• WHAT TO DO:
The listing below should be printed exactly, every line of it. Skip the pictures.

• RECORDS PROVIDED:
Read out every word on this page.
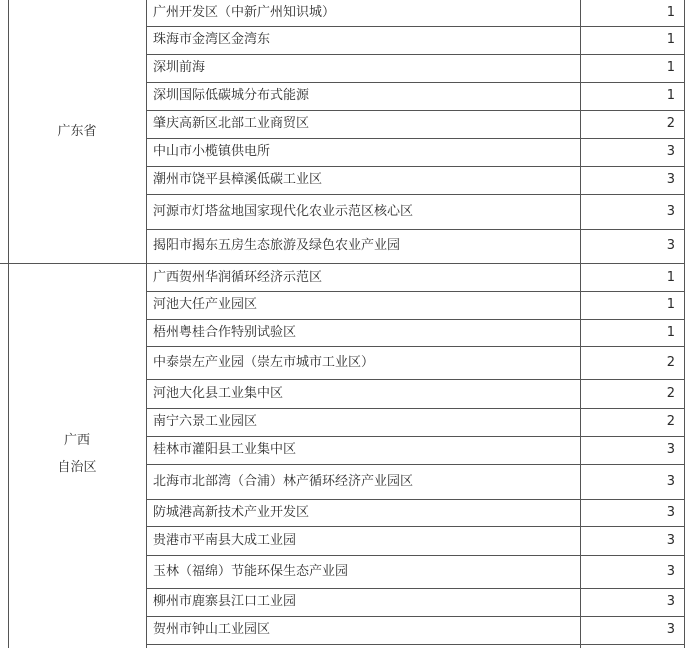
广东省
广州开发区（中新广州知识城）	1
珠海市金湾区金湾东	1
深圳前海	1
深圳国际低碳城分布式能源	1
肇庆高新区北部工业商贸区	2
中山市小榄镇供电所	3
潮州市饶平县樟溪低碳工业区	3
河源市灯塔盆地国家现代化农业示范区核心区	3
揭阳市揭东五房生态旅游及绿色农业产业园	3
广西
自治区
广西贺州华润循环经济示范区	1
河池大任产业园区	1
梧州粤桂合作特别试验区	1
中泰崇左产业园（崇左市城市工业区）	2
河池大化县工业集中区	2
南宁六景工业园区	2
桂林市灌阳县工业集中区	3
北海市北部湾（合浦）林产循环经济产业园区	3
防城港高新技术产业开发区	3
贵港市平南县大成工业园	3
玉林（福绵）节能环保生态产业园	3
柳州市鹿寨县江口工业园	3
贺州市钟山工业园区	3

• EXERCISE SOLUTION:
Read out every word on this page.
广东省
广州开发区（中新广州知识城）	1
珠海市金湾区金湾东	1
深圳前海	1
深圳国际低碳城分布式能源	1
肇庆高新区北部工业商贸区	2
中山市小榄镇供电所	3
潮州市饶平县樟溪低碳工业区	3
河源市灯塔盆地国家现代化农业示范区核心区	3
揭阳市揭东五房生态旅游及绿色农业产业园	3
广西
自治区
广西贺州华润循环经济示范区	1
河池大任产业园区	1
梧州粤桂合作特别试验区	1
中泰崇左产业园（崇左市城市工业区）	2
河池大化县工业集中区	2
南宁六景工业园区	2
桂林市灌阳县工业集中区	3
北海市北部湾（合浦）林产循环经济产业园区	3
防城港高新技术产业开发区	3
贵港市平南县大成工业园	3
玉林（福绵）节能环保生态产业园	3
柳州市鹿寨县江口工业园	3
贺州市钟山工业园区	3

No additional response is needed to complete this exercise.